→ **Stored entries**

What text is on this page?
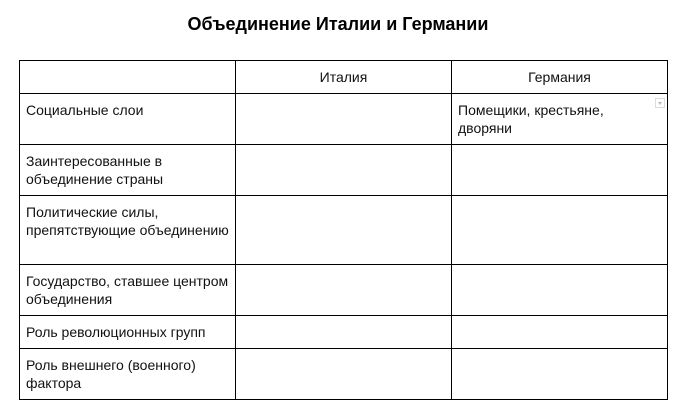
Объединение Италии и Германии
	Италия	Германия
Социальные слои		Помещики, крестьяне, дворяни

Заинтересованные в объединение страны		
Политические силы, препятствующие объединению		
Государство, ставшее центром объединения		
Роль революционных групп		
Роль внешнего (военного) фактора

→ **YOUR OBJECTIVE**
Copy out each line in the preceding records that contains "Роль".

→ **THE OUTPUT**
Роль революционных групп		
Роль внешнего (военного) фактора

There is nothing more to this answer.